§ **What is expected**
Records follow. Pull out every line that contains "Names".

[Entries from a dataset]

* begin *

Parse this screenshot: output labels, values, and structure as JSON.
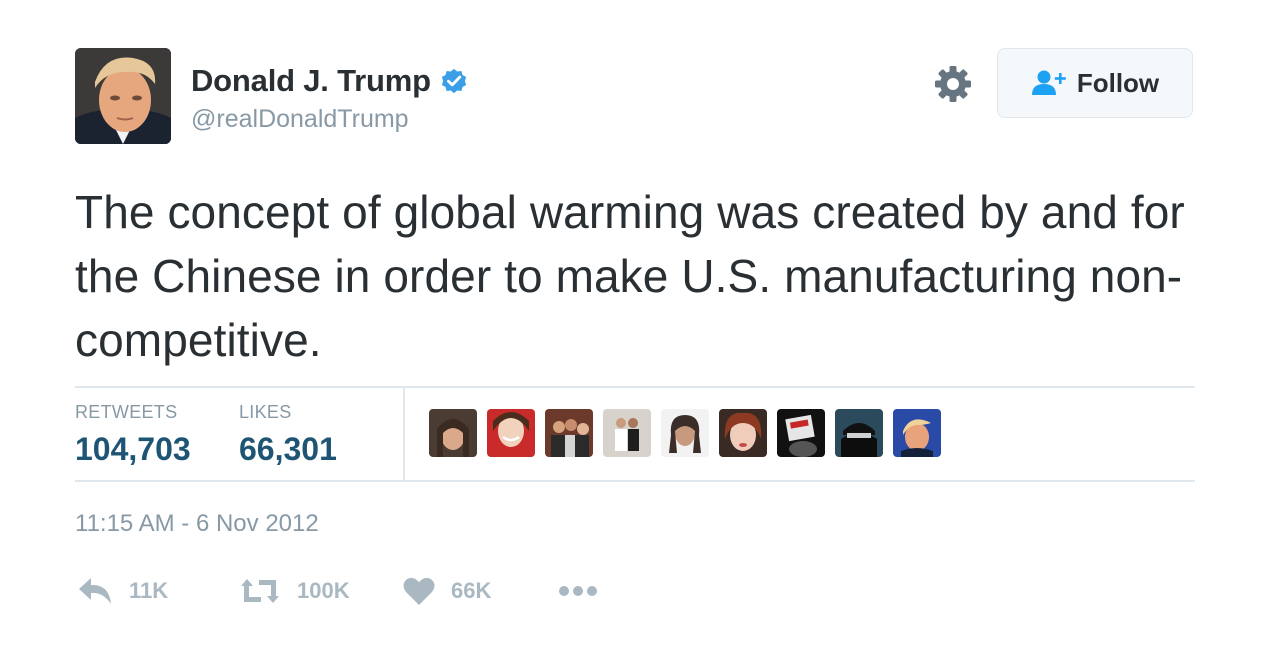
{
  "author": {
    "display_name": "Donald J. Trump",
    "handle": "@realDonaldTrump",
    "verified": true,
    "avatar_icon": "profile-photo"
  },
  "follow_button": {
    "label": "Follow",
    "icon": "add-user-icon"
  },
  "settings_icon": "gear-icon",
  "tweet": {
    "text": "The concept of global warming was created by and for the Chinese in order to make U.S. manufacturing non-competitive."
  },
  "stats": {
    "retweets_label": "RETWEETS",
    "retweets_value": "104,703",
    "likes_label": "LIKES",
    "likes_value": "66,301"
  },
  "likers_count_shown": 9,
  "timestamp": "11:15 AM - 6 Nov 2012",
  "actions": {
    "reply_count": "11K",
    "retweet_count": "100K",
    "like_count": "66K",
    "more_icon": "more-icon"
  },
  "colors": {
    "text": "#292f33",
    "muted": "#8899a6",
    "stat_number": "#1f5574",
    "verified_blue": "#3a9fe6",
    "follow_icon_blue": "#1da1f2",
    "action_gray": "#aab8c2",
    "border": "#e1e8ed"
  }
}
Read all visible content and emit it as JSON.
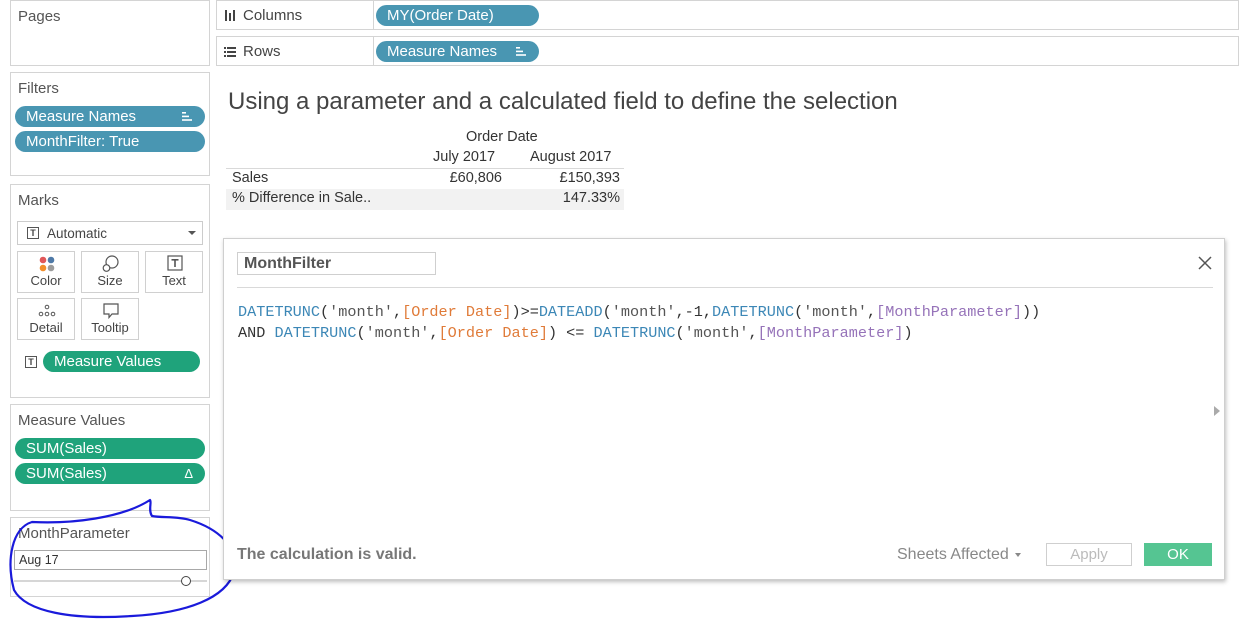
{
  "pages_card": {
    "title": "Pages"
  },
  "columns_shelf": {
    "icon": "columns-icon",
    "label": "Columns",
    "pill": "MY(Order Date)"
  },
  "rows_shelf": {
    "icon": "rows-icon",
    "label": "Rows",
    "pill": "Measure Names"
  },
  "filters_card": {
    "title": "Filters",
    "pills": [
      {
        "label": "Measure Names",
        "icon": "sort-icon"
      },
      {
        "label": "MonthFilter: True"
      }
    ]
  },
  "marks_card": {
    "title": "Marks",
    "mark_type": "Automatic",
    "buttons": [
      {
        "label": "Color",
        "icon": "color-icon"
      },
      {
        "label": "Size",
        "icon": "size-icon"
      },
      {
        "label": "Text",
        "icon": "text-icon"
      },
      {
        "label": "Detail",
        "icon": "detail-icon"
      },
      {
        "label": "Tooltip",
        "icon": "tooltip-icon"
      }
    ],
    "measure_pill": "Measure Values"
  },
  "measure_values_card": {
    "title": "Measure Values",
    "pills": [
      {
        "label": "SUM(Sales)"
      },
      {
        "label": "SUM(Sales)",
        "delta": "Δ"
      }
    ]
  },
  "parameter_card": {
    "title": "MonthParameter",
    "value": "Aug 17"
  },
  "view": {
    "title": "Using a parameter and a calculated field to define the selection",
    "table": {
      "column_group": "Order Date",
      "columns": [
        "July 2017",
        "August 2017"
      ],
      "rows": [
        {
          "label": "Sales",
          "values": [
            "£60,806",
            "£150,393"
          ]
        },
        {
          "label": "% Difference in Sale..",
          "values": [
            "",
            "147.33%"
          ]
        }
      ]
    }
  },
  "calc_dialog": {
    "name": "MonthFilter",
    "close_icon": "close-icon",
    "code_line1": [
      {
        "t": "DATETRUNC",
        "k": "fn"
      },
      {
        "t": "(",
        "k": "op"
      },
      {
        "t": "'month'",
        "k": "str"
      },
      {
        "t": ",",
        "k": "op"
      },
      {
        "t": "[Order Date]",
        "k": "fld"
      },
      {
        "t": ")>=",
        "k": "op"
      },
      {
        "t": "DATEADD",
        "k": "fn"
      },
      {
        "t": "(",
        "k": "op"
      },
      {
        "t": "'month'",
        "k": "str"
      },
      {
        "t": ",-1,",
        "k": "op"
      },
      {
        "t": "DATETRUNC",
        "k": "fn"
      },
      {
        "t": "(",
        "k": "op"
      },
      {
        "t": "'month'",
        "k": "str"
      },
      {
        "t": ",",
        "k": "op"
      },
      {
        "t": "[MonthParameter]",
        "k": "par"
      },
      {
        "t": "))",
        "k": "op"
      }
    ],
    "code_line2": [
      {
        "t": "AND ",
        "k": "op"
      },
      {
        "t": "DATETRUNC",
        "k": "fn"
      },
      {
        "t": "(",
        "k": "op"
      },
      {
        "t": "'month'",
        "k": "str"
      },
      {
        "t": ",",
        "k": "op"
      },
      {
        "t": "[Order Date]",
        "k": "fld"
      },
      {
        "t": ") <= ",
        "k": "op"
      },
      {
        "t": "DATETRUNC",
        "k": "fn"
      },
      {
        "t": "(",
        "k": "op"
      },
      {
        "t": "'month'",
        "k": "str"
      },
      {
        "t": ",",
        "k": "op"
      },
      {
        "t": "[MonthParameter]",
        "k": "par"
      },
      {
        "t": ")",
        "k": "op"
      }
    ],
    "status": "The calculation is valid.",
    "sheets_affected": "Sheets Affected",
    "apply_label": "Apply",
    "ok_label": "OK"
  },
  "colors": {
    "dimension_pill": "#4996b2",
    "measure_pill": "#1fa37b",
    "annotation_circle": "#1a1adb"
  }
}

* end *

§ **Written solution**
    "pill": "Measure Names"
        "label": "Measure Names",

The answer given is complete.